**Provided data**
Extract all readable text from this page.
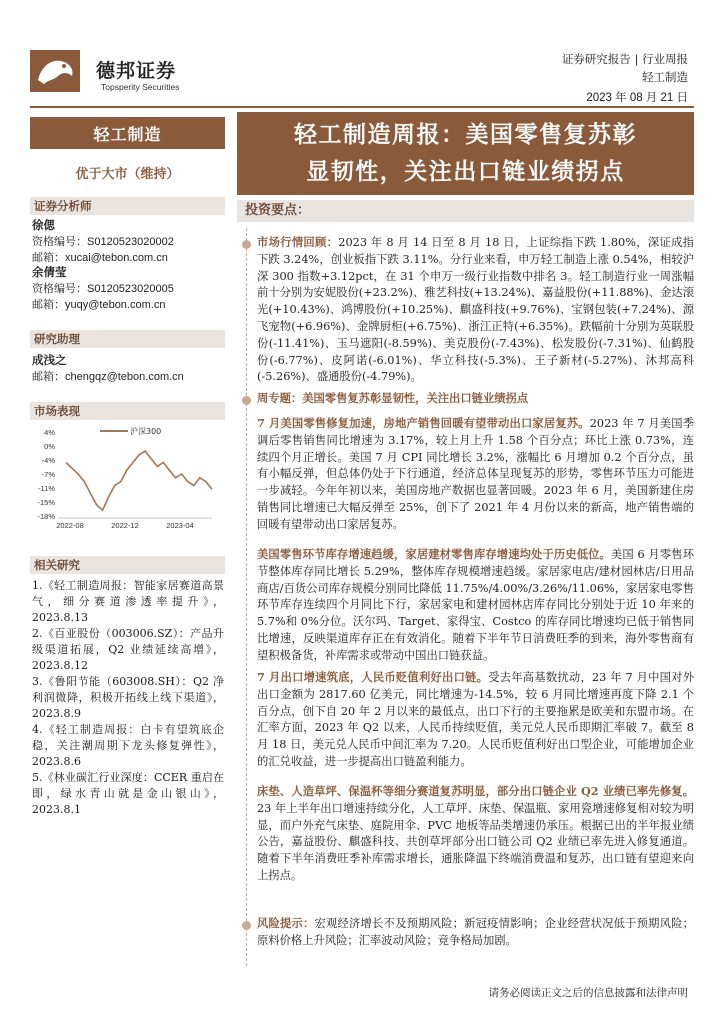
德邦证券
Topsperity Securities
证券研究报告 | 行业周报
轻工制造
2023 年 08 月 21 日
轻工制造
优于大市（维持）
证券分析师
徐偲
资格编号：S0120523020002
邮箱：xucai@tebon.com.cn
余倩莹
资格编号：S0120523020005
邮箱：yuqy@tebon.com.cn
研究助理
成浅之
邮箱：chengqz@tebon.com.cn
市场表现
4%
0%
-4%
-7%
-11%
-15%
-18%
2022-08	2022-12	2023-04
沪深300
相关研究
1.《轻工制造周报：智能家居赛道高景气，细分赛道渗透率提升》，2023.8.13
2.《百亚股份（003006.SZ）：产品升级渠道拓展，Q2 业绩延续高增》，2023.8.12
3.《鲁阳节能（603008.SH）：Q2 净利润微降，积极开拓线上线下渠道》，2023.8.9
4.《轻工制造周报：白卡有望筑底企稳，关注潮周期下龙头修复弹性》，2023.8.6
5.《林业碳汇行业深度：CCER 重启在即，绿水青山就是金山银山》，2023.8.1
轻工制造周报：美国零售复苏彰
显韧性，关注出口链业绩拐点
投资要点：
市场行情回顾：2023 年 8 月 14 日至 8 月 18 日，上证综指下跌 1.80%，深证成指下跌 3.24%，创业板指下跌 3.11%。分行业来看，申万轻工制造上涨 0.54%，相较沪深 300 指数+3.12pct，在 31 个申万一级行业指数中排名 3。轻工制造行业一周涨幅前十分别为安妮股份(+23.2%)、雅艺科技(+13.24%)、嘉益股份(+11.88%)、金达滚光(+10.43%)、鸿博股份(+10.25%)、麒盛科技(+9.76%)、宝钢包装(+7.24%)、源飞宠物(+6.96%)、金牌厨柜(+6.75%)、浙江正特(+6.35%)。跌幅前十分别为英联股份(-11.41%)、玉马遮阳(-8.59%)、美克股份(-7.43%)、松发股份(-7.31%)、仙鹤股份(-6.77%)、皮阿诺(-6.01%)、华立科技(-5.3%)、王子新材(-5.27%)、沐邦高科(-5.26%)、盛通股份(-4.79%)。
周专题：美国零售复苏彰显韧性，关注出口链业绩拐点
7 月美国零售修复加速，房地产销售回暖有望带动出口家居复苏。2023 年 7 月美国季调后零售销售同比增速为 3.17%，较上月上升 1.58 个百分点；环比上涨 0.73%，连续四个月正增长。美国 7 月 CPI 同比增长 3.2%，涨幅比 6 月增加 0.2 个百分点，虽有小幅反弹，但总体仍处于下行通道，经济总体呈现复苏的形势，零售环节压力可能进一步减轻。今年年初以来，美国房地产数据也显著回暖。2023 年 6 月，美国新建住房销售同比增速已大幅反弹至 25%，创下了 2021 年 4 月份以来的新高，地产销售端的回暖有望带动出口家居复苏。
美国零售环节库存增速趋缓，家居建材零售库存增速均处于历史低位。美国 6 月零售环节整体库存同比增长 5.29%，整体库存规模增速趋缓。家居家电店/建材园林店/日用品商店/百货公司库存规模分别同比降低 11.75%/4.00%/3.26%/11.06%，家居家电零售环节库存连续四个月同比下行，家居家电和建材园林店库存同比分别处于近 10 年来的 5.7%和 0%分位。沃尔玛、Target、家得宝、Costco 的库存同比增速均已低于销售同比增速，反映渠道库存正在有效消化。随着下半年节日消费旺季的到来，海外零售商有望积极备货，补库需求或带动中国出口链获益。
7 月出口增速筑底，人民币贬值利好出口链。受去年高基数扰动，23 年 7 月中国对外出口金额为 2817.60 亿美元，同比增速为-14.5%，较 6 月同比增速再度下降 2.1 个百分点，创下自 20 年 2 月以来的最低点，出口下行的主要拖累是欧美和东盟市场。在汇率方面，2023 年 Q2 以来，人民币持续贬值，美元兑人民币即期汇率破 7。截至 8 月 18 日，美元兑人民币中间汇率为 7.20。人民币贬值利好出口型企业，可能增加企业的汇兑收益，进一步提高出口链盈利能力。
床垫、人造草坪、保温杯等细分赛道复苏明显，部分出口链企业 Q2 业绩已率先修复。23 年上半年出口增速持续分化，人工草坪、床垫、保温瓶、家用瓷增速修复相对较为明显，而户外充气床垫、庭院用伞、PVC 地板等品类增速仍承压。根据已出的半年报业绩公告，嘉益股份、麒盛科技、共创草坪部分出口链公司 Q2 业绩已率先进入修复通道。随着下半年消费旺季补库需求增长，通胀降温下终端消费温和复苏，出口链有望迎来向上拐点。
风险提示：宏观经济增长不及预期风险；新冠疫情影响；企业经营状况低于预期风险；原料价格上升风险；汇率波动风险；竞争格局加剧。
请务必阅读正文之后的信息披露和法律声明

--

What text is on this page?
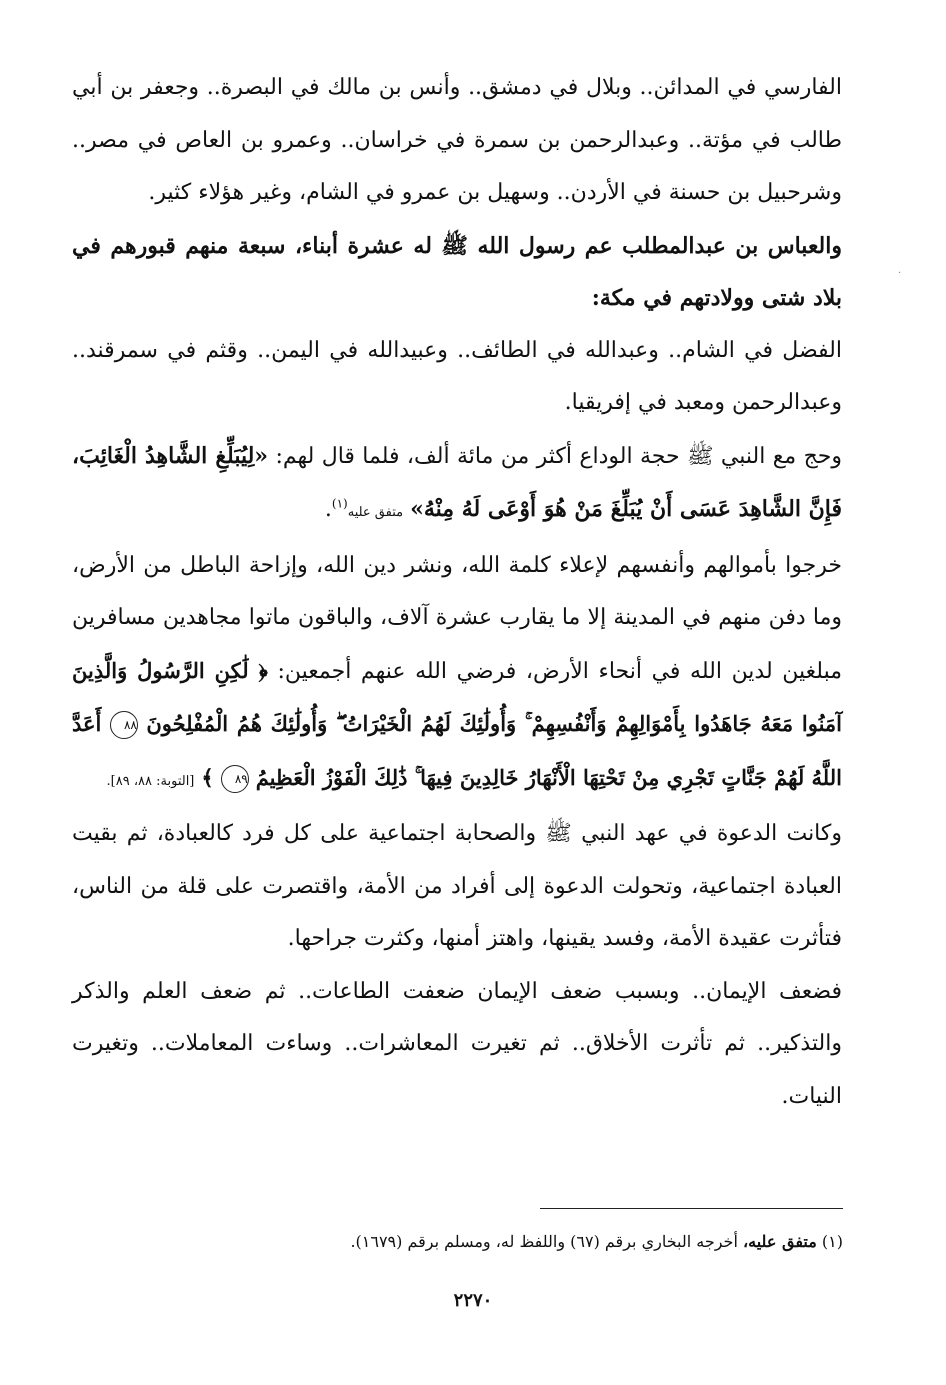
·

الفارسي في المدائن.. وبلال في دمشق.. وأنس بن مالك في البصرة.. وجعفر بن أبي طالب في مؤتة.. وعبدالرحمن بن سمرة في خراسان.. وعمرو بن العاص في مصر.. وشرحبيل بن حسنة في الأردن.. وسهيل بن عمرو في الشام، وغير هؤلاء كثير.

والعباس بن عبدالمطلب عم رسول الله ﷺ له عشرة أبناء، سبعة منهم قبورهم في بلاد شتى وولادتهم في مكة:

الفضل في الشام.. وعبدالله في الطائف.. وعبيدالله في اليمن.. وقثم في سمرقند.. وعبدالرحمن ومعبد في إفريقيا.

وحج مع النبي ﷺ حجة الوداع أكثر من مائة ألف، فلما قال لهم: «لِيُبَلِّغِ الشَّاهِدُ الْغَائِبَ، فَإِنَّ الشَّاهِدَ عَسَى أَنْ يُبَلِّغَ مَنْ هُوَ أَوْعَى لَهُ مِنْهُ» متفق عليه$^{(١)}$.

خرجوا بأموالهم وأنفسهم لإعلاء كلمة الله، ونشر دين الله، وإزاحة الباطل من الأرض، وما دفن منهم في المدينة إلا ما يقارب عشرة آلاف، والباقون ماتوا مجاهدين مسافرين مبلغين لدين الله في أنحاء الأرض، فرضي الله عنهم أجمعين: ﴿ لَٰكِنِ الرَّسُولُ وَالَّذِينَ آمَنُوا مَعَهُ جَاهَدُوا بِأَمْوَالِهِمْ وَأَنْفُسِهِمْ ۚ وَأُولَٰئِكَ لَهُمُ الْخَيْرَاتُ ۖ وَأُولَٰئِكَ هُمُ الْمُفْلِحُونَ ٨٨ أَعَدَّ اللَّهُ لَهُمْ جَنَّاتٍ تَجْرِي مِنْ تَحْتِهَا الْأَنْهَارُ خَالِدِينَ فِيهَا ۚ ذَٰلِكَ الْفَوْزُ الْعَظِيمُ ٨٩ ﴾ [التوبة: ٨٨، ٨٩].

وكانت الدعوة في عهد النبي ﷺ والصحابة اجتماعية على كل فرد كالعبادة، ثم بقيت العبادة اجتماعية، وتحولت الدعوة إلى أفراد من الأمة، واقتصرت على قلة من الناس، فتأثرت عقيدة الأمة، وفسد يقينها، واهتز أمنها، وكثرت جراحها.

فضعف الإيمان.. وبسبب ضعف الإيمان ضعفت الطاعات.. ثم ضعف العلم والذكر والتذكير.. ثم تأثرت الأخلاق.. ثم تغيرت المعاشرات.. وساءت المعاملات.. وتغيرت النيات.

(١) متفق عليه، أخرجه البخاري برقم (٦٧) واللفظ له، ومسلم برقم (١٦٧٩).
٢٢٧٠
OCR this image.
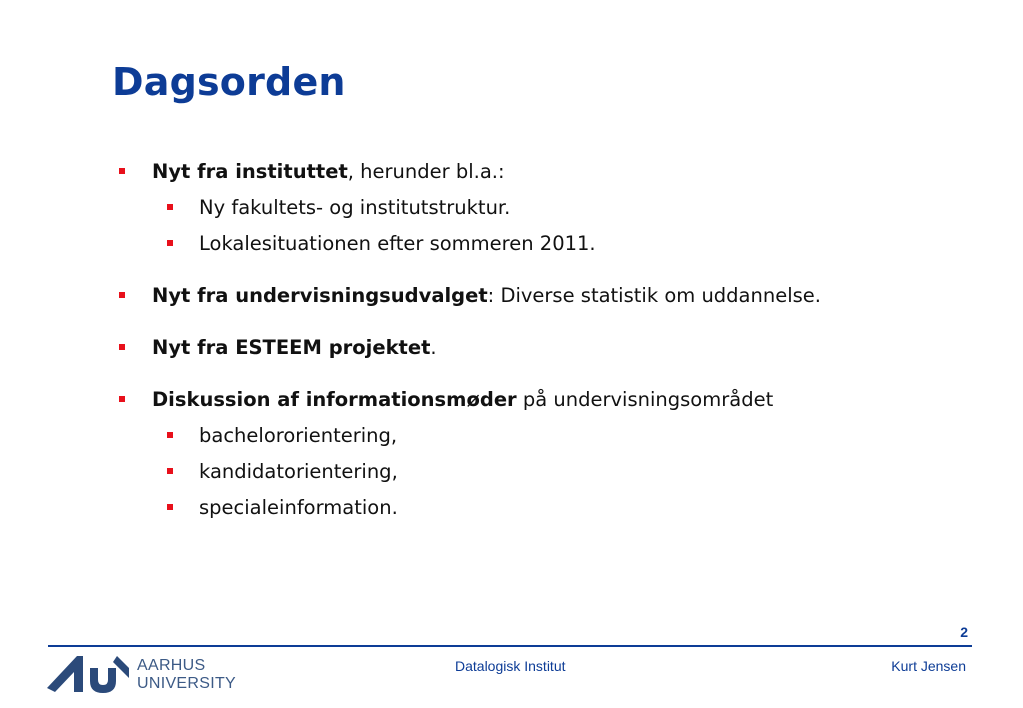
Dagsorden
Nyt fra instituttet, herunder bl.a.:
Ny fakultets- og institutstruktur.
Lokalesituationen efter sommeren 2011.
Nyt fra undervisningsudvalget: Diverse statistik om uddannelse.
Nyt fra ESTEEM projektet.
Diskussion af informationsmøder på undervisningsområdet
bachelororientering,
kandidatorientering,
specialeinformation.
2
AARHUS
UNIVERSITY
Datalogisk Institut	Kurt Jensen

**What you need to do**
All lines above with "عشرة" in them should be returned.

**Output of the task**
والعباس بن عبدالمطلب عم رسول الله ﷺ له عشرة أبناء، سبعة منهم قبورهم في بلاد شتى وولادتهم في مكة:
خرجوا بأموالهم وأنفسهم لإعلاء كلمة الله، ونشر دين الله، وإزاحة الباطل من الأرض، وما دفن منهم في المدينة إلا ما يقارب عشرة آلاف، والباقون ماتوا مجاهدين مسافرين مبلغين لدين الله في أنحاء الأرض، فرضي الله عنهم أجمعين: ﴿ لَٰكِنِ الرَّسُولُ وَالَّذِينَ آمَنُوا مَعَهُ جَاهَدُوا بِأَمْوَالِهِمْ وَأَنْفُسِهِمْ ۚ وَأُولَٰئِكَ لَهُمُ الْخَيْرَاتُ ۖ وَأُولَٰئِكَ هُمُ الْمُفْلِحُونَ ٨٨ أَعَدَّ اللَّهُ لَهُمْ جَنَّاتٍ تَجْرِي مِنْ تَحْتِهَا الْأَنْهَارُ خَالِدِينَ فِيهَا ۚ ذَٰلِكَ الْفَوْزُ الْعَظِيمُ ٨٩ ﴾ [التوبة: ٨٨، ٨٩].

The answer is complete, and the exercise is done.